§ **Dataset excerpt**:
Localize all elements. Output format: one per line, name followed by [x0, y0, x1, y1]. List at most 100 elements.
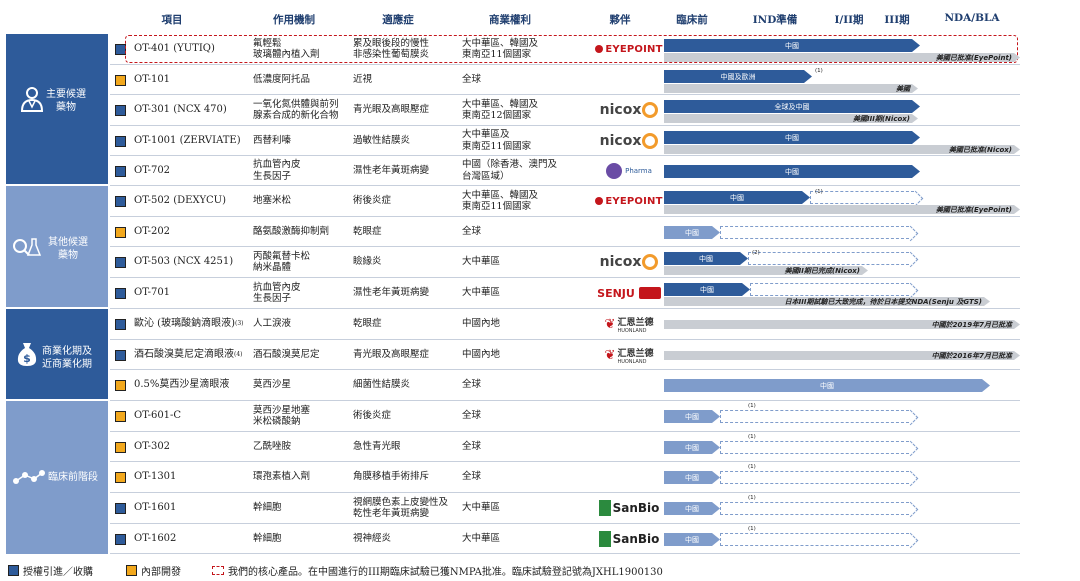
partner: nicox [593, 130, 665, 152]
commercial-rights: 大中華區及 東南亞11個國家 [462, 129, 532, 152]
indication: 近視 [353, 73, 373, 85]
indication: 瞼緣炎 [353, 256, 382, 268]
mechanism: 環孢素植入劑 [253, 471, 311, 483]
commercial-rights: 大中華區 [462, 287, 501, 299]
commercial-rights: 大中華區 [462, 502, 501, 514]
category-commercial: $ 商業化期及 近商業化期 [6, 309, 108, 399]
mechanism: 一氧化氮供體與前列 腺素合成的新化合物 [253, 98, 339, 122]
progress-bar: 中國 [664, 191, 810, 204]
mechanism: 莫西沙星 [253, 379, 292, 391]
partner-logo-senju: SENJU [597, 287, 661, 300]
legend-licensed: 授權引進／收購 [8, 563, 93, 578]
legend-core: 我們的核心產品。在中國進行的III期臨床試驗已獲NMPA批准。臨床試驗登記號為J… [212, 563, 663, 578]
footnote-marker: (1) [815, 189, 823, 195]
mechanism: 西替利嗪 [253, 134, 292, 146]
partner: SanBio [593, 528, 665, 550]
indication: 濕性老年黃斑病變 [353, 287, 430, 299]
mechanism: 地塞米松 [253, 195, 292, 207]
progress-bar: 中國 [664, 165, 920, 178]
header-partner: 夥伴 [609, 14, 631, 26]
legend-inhouse-swatch [126, 565, 137, 576]
indication: 急性青光眼 [353, 440, 401, 452]
category-preclinical: 臨床前階段 [6, 401, 108, 554]
partner [593, 466, 665, 488]
planned-stage-outline [750, 283, 909, 296]
indication: 術後炎症 [353, 410, 392, 422]
reference-status-bar: 中國於2019年7月已批准 [664, 320, 1020, 329]
commercial-rights: 中國內地 [462, 348, 501, 360]
legend-licensed-label: 授權引進／收購 [23, 567, 93, 578]
commercial-rights: 全球 [462, 471, 482, 483]
progress-bar: 中國及歐洲 [664, 70, 812, 83]
footnote-marker: (1) [748, 403, 756, 409]
partner [593, 221, 665, 243]
partner-logo-huonland: ❦ 汇恩兰德 HUONLAND [604, 347, 654, 365]
progress-bar: 全球及中國 [664, 100, 920, 113]
commercial-rights: 全球 [462, 379, 482, 391]
asset-name: OT-503 (NCX 4251) [134, 256, 234, 268]
planned-stage-outline [748, 252, 909, 265]
partner [593, 436, 665, 458]
header-preclinical: 臨床前 [676, 14, 708, 26]
nicox-ring-icon [642, 254, 659, 270]
indication: 術後炎症 [353, 195, 392, 207]
partner-logo-sanbio: SanBio [598, 531, 659, 547]
mechanism: 幹細胞 [253, 532, 282, 544]
footnote-marker: (1) [748, 464, 756, 470]
partner: SanBio [593, 497, 665, 519]
progress-bar: 中國 [664, 502, 720, 515]
category-core: 主要候選 藥物 [6, 34, 108, 184]
nicox-ring-icon [642, 102, 659, 118]
progress-bar: 中國 [664, 39, 920, 52]
commercial-rights: 全球 [462, 73, 482, 85]
asset-name: OT-302 [134, 440, 171, 452]
category-other-label: 其他候選 藥物 [48, 237, 88, 261]
reference-status-bar: 美國已批准(Nicox) [664, 145, 1020, 154]
indication: 視神經炎 [353, 532, 392, 544]
footnote-marker: (1) [748, 495, 756, 501]
mechanism: 酒石酸溴莫尼定 [253, 348, 320, 360]
partner-logo-nicox: nicox [600, 133, 659, 149]
indication: 角膜移植手術排斥 [353, 471, 430, 483]
asset-type-marker [115, 166, 126, 177]
asset-name: OT-601-C [134, 410, 182, 422]
reference-status-bar: 美國 [664, 84, 918, 93]
footnote-marker: (1) [748, 526, 756, 532]
mechanism: 低濃度阿托品 [253, 73, 311, 85]
asset-type-marker [115, 319, 126, 330]
asset-type-marker [115, 472, 126, 483]
reference-status-bar: 美國II期已完成(Nicox) [664, 266, 868, 275]
partner [593, 405, 665, 427]
asset-name: 歐沁 (玻璃酸鈉滴眼液) (3) [134, 318, 244, 330]
category-other: 其他候選 藥物 [6, 186, 108, 307]
legend-inhouse-label: 內部開發 [141, 567, 181, 578]
partner: Pharma [593, 160, 665, 182]
sanbio-mark-icon [598, 531, 611, 547]
asset-name: OT-701 [134, 287, 171, 299]
mechanism: 乙酰唑胺 [253, 440, 292, 452]
category-core-label: 主要候選 藥物 [46, 89, 86, 113]
reference-status-bar: 美國III期(Nicox) [664, 114, 918, 123]
asset-type-marker [115, 380, 126, 391]
reference-status-bar: 日本III期試驗已大致完成，待於日本提交NDA(Senju 及GTS) [664, 297, 990, 306]
lab-magnifier-icon [13, 238, 42, 256]
sanbio-mark-icon [598, 500, 611, 516]
partner-logo-huonland: ❦ 汇恩兰德 HUONLAND [604, 316, 654, 334]
partner-logo-sanbio: SanBio [598, 500, 659, 516]
progress-bar: 中國 [664, 131, 920, 144]
planned-stage-outline [810, 191, 914, 204]
asset-name: OT-1001 (ZERVIATE) [134, 134, 241, 146]
asset-type-marker [115, 105, 126, 116]
planned-stage-outline [720, 410, 909, 423]
commercial-rights: 大中華區 [462, 256, 501, 268]
indication: 視網膜色素上皮變性及 乾性老年黃斑病變 [353, 496, 449, 520]
reference-status-bar: 中國於2016年7月已批准 [664, 351, 1020, 360]
asset-type-marker [115, 196, 126, 207]
partner-logo-nicox: nicox [600, 102, 659, 118]
progress-bar: 中國 [664, 252, 748, 265]
footnote-marker: (2) [752, 250, 760, 256]
header-ind: IND準備 [752, 14, 798, 26]
asset-type-marker [115, 503, 126, 514]
asset-type-marker [115, 442, 126, 453]
indication: 乾眼症 [353, 318, 382, 330]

§ **The request**: Rewrite the records above as a numbered list, leaving out any blank lines. Omit the pictures from your answer.

§ **Final result**:
1. Localize all elements. Output format: one per line, name followed by [x0, y0, x1, y1]. List at most 100 elements.
2. partner: nicox [593, 130, 665, 152]
3. commercial-rights: 大中華區及 東南亞11個國家 [462, 129, 532, 152]
4. indication: 近視 [353, 73, 373, 85]
5. indication: 瞼緣炎 [353, 256, 382, 268]
6. mechanism: 環孢素植入劑 [253, 471, 311, 483]
7. commercial-rights: 大中華區 [462, 287, 501, 299]
8. commercial-rights: 大中華區 [462, 502, 501, 514]
9. category-commercial: $ 商業化期及 近商業化期 [6, 309, 108, 399]
10. mechanism: 一氧化氮供體與前列 腺素合成的新化合物 [253, 98, 339, 122]
11. progress-bar: 中國 [664, 191, 810, 204]
12. mechanism: 莫西沙星 [253, 379, 292, 391]
13. partner-logo-senju: SENJU [597, 287, 661, 300]
14. legend-licensed: 授權引進／收購 [8, 563, 93, 578]
15. legend-core: 我們的核心產品。在中國進行的III期臨床試驗已獲NMPA批准。臨床試驗登記號為J… [212, 563, 663, 578]
16. footnote-marker: (1) [815, 189, 823, 195]
17. mechanism: 西替利嗪 [253, 134, 292, 146]
18. partner: SanBio [593, 528, 665, 550]
19. indication: 濕性老年黃斑病變 [353, 287, 430, 299]
20. mechanism: 地塞米松 [253, 195, 292, 207]
21. progress-bar: 中國 [664, 165, 920, 178]
22. header-partner: 夥伴 [609, 14, 631, 26]
23. legend-inhouse-swatch [126, 565, 137, 576]
24. indication: 急性青光眼 [353, 440, 401, 452]
25. category-preclinical: 臨床前階段 [6, 401, 108, 554]
26. partner [593, 466, 665, 488]
27. planned-stage-outline [750, 283, 909, 296]
28. indication: 術後炎症 [353, 410, 392, 422]
29. reference-status-bar: 中國於2019年7月已批准 [664, 320, 1020, 329]
30. commercial-rights: 中國內地 [462, 348, 501, 360]
31. legend-licensed-label: 授權引進／收購 [23, 567, 93, 578]
32. commercial-rights: 全球 [462, 471, 482, 483]
33. progress-bar: 中國及歐洲 [664, 70, 812, 83]
34. footnote-marker: (1) [748, 403, 756, 409]
35. partner [593, 221, 665, 243]
36. partner-logo-huonland: ❦ 汇恩兰德 HUONLAND [604, 347, 654, 365]
37. progress-bar: 全球及中國 [664, 100, 920, 113]
38. commercial-rights: 全球 [462, 379, 482, 391]
39. asset-name: OT-503 (NCX 4251) [134, 256, 234, 268]
40. planned-stage-outline [748, 252, 909, 265]
41. partner [593, 436, 665, 458]
42. header-preclinical: 臨床前 [676, 14, 708, 26]
43. nicox-ring-icon [642, 254, 659, 270]
44. indication: 術後炎症 [353, 195, 392, 207]
45. partner-logo-sanbio: SanBio [598, 531, 659, 547]
46. mechanism: 幹細胞 [253, 532, 282, 544]
47. footnote-marker: (1) [748, 464, 756, 470]
48. partner: SanBio [593, 497, 665, 519]
49. progress-bar: 中國 [664, 502, 720, 515]
50. category-core: 主要候選 藥物 [6, 34, 108, 184]
51. nicox-ring-icon [642, 102, 659, 118]
52. progress-bar: 中國 [664, 39, 920, 52]
53. commercial-rights: 全球 [462, 73, 482, 85]
54. asset-name: OT-302 [134, 440, 171, 452]
55. category-other-label: 其他候選 藥物 [48, 237, 88, 261]
56. reference-status-bar: 美國已批准(Nicox) [664, 145, 1020, 154]
57. indication: 視神經炎 [353, 532, 392, 544]
58. footnote-marker: (1) [748, 495, 756, 501]
59. mechanism: 酒石酸溴莫尼定 [253, 348, 320, 360]
60. partner-logo-nicox: nicox [600, 133, 659, 149]
61. indication: 角膜移植手術排斥 [353, 471, 430, 483]
62. asset-type-marker [115, 166, 126, 177]
63. asset-name: OT-601-C [134, 410, 182, 422]
64. reference-status-bar: 美國 [664, 84, 918, 93]
65. footnote-marker: (1) [748, 526, 756, 532]
66. mechanism: 低濃度阿托品 [253, 73, 311, 85]
67. asset-type-marker [115, 319, 126, 330]
68. asset-type-marker [115, 472, 126, 483]
69. reference-status-bar: 美國II期已完成(Nicox) [664, 266, 868, 275]
70. partner [593, 405, 665, 427]
71. asset-name: 歐沁 (玻璃酸鈉滴眼液) (3) [134, 318, 244, 330]
72. category-other: 其他候選 藥物 [6, 186, 108, 307]
73. legend-inhouse-label: 內部開發 [141, 567, 181, 578]
74. partner: Pharma [593, 160, 665, 182]
75. sanbio-mark-icon [598, 531, 611, 547]
76. asset-name: OT-701 [134, 287, 171, 299]
77. mechanism: 乙酰唑胺 [253, 440, 292, 452]
78. category-core-label: 主要候選 藥物 [46, 89, 86, 113]
79. reference-status-bar: 美國III期(Nicox) [664, 114, 918, 123]
80. asset-type-marker [115, 380, 126, 391]
81. reference-status-bar: 日本III期試驗已大致完成，待於日本提交NDA(Senju 及GTS) [664, 297, 990, 306]
82. lab-magnifier-icon [13, 238, 42, 256]
83. sanbio-mark-icon [598, 500, 611, 516]
84. partner-logo-huonland: ❦ 汇恩兰德 HUONLAND [604, 316, 654, 334]
85. partner-logo-sanbio: SanBio [598, 500, 659, 516]
86. progress-bar: 中國 [664, 131, 920, 144]
87. planned-stage-outline [810, 191, 914, 204]
88. asset-name: OT-1001 (ZERVIATE) [134, 134, 241, 146]
89. asset-type-marker [115, 105, 126, 116]
90. planned-stage-outline [720, 410, 909, 423]
91. commercial-rights: 大中華區 [462, 256, 501, 268]
92. indication: 視網膜色素上皮變性及 乾性老年黃斑病變 [353, 496, 449, 520]
93. reference-status-bar: 中國於2016年7月已批准 [664, 351, 1020, 360]
94. asset-type-marker [115, 196, 126, 207]
95. partner-logo-nicox: nicox [600, 102, 659, 118]
96. progress-bar: 中國 [664, 252, 748, 265]
97. footnote-marker: (2) [752, 250, 760, 256]
98. header-ind: IND準備 [752, 14, 798, 26]
99. asset-type-marker [115, 503, 126, 514]
100. asset-type-marker [115, 442, 126, 453]
101. indication: 乾眼症 [353, 318, 382, 330]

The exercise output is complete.